--- Begin EXTRACT PROVIDED ---

- Theatrical release poster
- Directed by: Mahendran
- Screenplay by: Mahendran
- Based on: "Chitrannai" by Pudhumaipithan
- Produced by: Radha Balakrishnan
- Starring: Vijayan Ashwini Madhu Malini
- Cinematography: Ashok Kumar
- Edited by: B. Lenin
- Music by: Ilaiyaraaja
- Production company: Dimple Creations
- Release date: 19 October 1979;
- Running time: 114–143 minutes
- Country: India
- Language: Tamil

= Uthiripookkal =

1979 film by Mahendran

Uthiripookkal is a 1979 Indian Tamil-language drama film, written and directed by Mahendran. Based on the short story "Chitrannai" by Pudhumaipithan, it stars Vijayan, Ashwini and Madhu Malini. The film focuses on a sadistic man who makes life miserable for everyone in his village, including his wife and children.

While adapting the short story, Mahendran made substantial changes to the screenplay, especially with the treatment of the lead character. The film was produced by his friend Radha Balakrishnan, photographed by Ashok Kumar and edited by B. Lenin in his debut, with music composed by Ilaiyaraaja. It is the acting debut for many, including Ashwini, Charuhasan, Bhoopathy, and Charulatha. The film was shot primarily at Palapatti near Mettupalayam and Vellipalayam.

Uthiripookkal was released on 19 October 1979. The film was a critical and commercial success, running for 175 days in theatres. Mahendran won the Filmfare Award for Best Tamil Director and S. Janaki won the Tamil Nadu State Film Award for Best Female Playback Singer. In 2013, News18 included the film in its list of 100 greatest Indian films of all time. Although no print of Uthiripookkal is known to survive, the film is still available on home video. The film was remade in Telugu as Pasidi Moggalu (1980).

== Plot ==
Sundaravadivelu is a rich but sadistic villager. He is also the manager of the local school, and manages it authoritatively without respecting anyone; he siphons the school's money for his own wants. Sundaravadivelu lives with his chronically ill wife Lakshmi and their two children: son Raja and daughter Bhavani. Lakshmi's father Thambusamy, a pensioner, lives in the same village with his second daughter Shenbagam. Sundaravadivelu, who has lent money to Thambusamy, keeps demanding it back and also insults him on several occasions. Shenbagam falls in love with Prakash, a new teacher in the school. Sundaravadivelu does not approve of their relationship as he wants to marry Shenbagam, citing Lakshmi's chronic illness. He puts the proposal before his father-in-law and offers to write off his debt if he agrees. However, Thambusamy does not agree and Sundaravadivelu vents his anger on his wife.

--- End EXTRACT PROVIDED ---
--- Begin DATA PROVIDED ---

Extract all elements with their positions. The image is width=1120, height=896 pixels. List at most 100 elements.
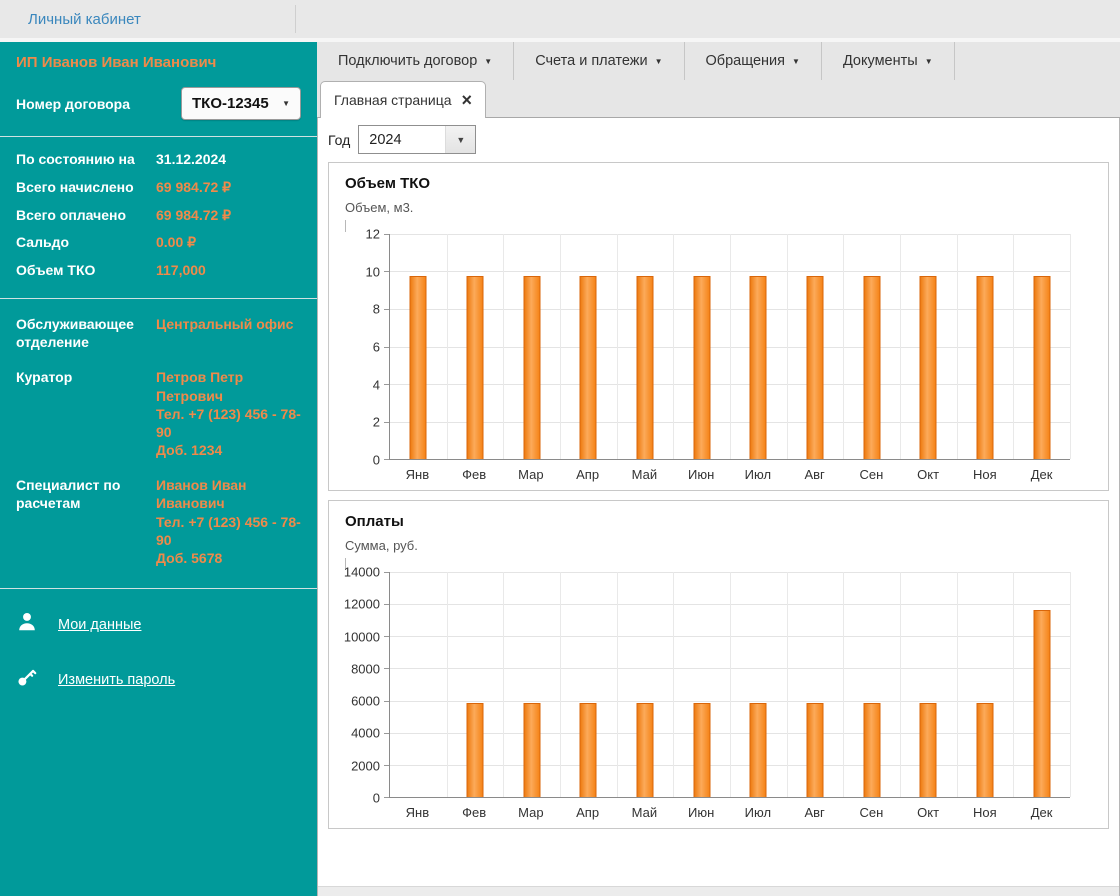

--- End DATA PROVIDED ---

* DIRECTIONS:
(A) According to the Uthiripookkal article, how many days did the film run in theaters?
(B) Pick up the plot summary of the Uthiripookkal article after its final sentence and write the next part of the story.

* OUTPUTS FOR THE TASKS:
(A) It ran for 175 days.

(B)
Bhavani falls sick, and Lakshmi takes her to the recently appointed village health inspector. When they meet, they realise that they had been neighbours some years back and had met when he had come to meet her father to seek her hand in marriage. By then, Lakshmi was already engaged to Sundaravadivelu, hence the health inspector left in disappointment. Recollecting this, he tries to help her. When Thambusamy, unable to tolerate the harassment of his son-in-law, plans to leave the village, the health inspector offers money to settle the loan. When Sundaravadivelu learns this, he alleges an extramarital affair between his wife and the health inspector. With the help of the village panchayat, he throws Lakshmi out of his house, keeping the children with himself. The health inspector leaves the village to avoid causing further strain in Lakshmi's life, while Lakshmi goes to her father's place. Unable to withstand separation from her children, she dies.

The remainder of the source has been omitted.